Raw records:
# # #
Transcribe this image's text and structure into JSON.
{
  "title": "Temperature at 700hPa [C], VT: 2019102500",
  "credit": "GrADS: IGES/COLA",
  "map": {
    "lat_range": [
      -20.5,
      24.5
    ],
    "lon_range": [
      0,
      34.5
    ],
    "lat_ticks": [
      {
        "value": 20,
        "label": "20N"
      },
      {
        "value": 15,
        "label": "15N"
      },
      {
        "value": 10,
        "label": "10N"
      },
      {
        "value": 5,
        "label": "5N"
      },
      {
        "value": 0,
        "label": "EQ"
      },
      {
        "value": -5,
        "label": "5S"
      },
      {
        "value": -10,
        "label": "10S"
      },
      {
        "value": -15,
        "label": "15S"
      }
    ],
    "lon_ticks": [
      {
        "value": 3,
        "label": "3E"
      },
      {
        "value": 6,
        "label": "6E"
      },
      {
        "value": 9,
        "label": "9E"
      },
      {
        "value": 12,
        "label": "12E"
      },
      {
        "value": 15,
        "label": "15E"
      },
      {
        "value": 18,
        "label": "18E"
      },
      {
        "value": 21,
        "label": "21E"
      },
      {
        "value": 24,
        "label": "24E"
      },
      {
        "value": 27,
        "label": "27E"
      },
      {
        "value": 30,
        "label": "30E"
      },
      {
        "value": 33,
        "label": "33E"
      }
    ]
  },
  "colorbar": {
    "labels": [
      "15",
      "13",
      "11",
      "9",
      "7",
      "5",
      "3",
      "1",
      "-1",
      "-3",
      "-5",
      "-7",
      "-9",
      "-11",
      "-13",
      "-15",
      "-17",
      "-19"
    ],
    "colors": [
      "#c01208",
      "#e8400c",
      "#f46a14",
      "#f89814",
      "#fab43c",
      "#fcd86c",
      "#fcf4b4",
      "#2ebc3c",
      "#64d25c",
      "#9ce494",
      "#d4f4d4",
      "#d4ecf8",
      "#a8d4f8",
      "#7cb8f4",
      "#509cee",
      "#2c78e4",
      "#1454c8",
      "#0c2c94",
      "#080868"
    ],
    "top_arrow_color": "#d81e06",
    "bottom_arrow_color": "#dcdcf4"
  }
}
# # #
→ Set exercise
Restate every line of the data word for word.

→ Response to this task
Transcribe this image's text and structure into JSON.
{
  "title": "Temperature at 700hPa [C], VT: 2019102500",
  "credit": "GrADS: IGES/COLA",
  "map": {
    "lat_range": [
      -20.5,
      24.5
    ],
    "lon_range": [
      0,
      34.5
    ],
    "lat_ticks": [
      {
        "value": 20,
        "label": "20N"
      },
      {
        "value": 15,
        "label": "15N"
      },
      {
        "value": 10,
        "label": "10N"
      },
      {
        "value": 5,
        "label": "5N"
      },
      {
        "value": 0,
        "label": "EQ"
      },
      {
        "value": -5,
        "label": "5S"
      },
      {
        "value": -10,
        "label": "10S"
      },
      {
        "value": -15,
        "label": "15S"
      }
    ],
    "lon_ticks": [
      {
        "value": 3,
        "label": "3E"
      },
      {
        "value": 6,
        "label": "6E"
      },
      {
        "value": 9,
        "label": "9E"
      },
      {
        "value": 12,
        "label": "12E"
      },
      {
        "value": 15,
        "label": "15E"
      },
      {
        "value": 18,
        "label": "18E"
      },
      {
        "value": 21,
        "label": "21E"
      },
      {
        "value": 24,
        "label": "24E"
      },
      {
        "value": 27,
        "label": "27E"
      },
      {
        "value": 30,
        "label": "30E"
      },
      {
        "value": 33,
        "label": "33E"
      }
    ]
  },
  "colorbar": {
    "labels": [
      "15",
      "13",
      "11",
      "9",
      "7",
      "5",
      "3",
      "1",
      "-1",
      "-3",
      "-5",
      "-7",
      "-9",
      "-11",
      "-13",
      "-15",
      "-17",
      "-19"
    ],
    "colors": [
      "#c01208",
      "#e8400c",
      "#f46a14",
      "#f89814",
      "#fab43c",
      "#fcd86c",
      "#fcf4b4",
      "#2ebc3c",
      "#64d25c",
      "#9ce494",
      "#d4f4d4",
      "#d4ecf8",
      "#a8d4f8",
      "#7cb8f4",
      "#509cee",
      "#2c78e4",
      "#1454c8",
      "#0c2c94",
      "#080868"
    ],
    "top_arrow_color": "#d81e06",
    "bottom_arrow_color": "#dcdcf4"
  }
}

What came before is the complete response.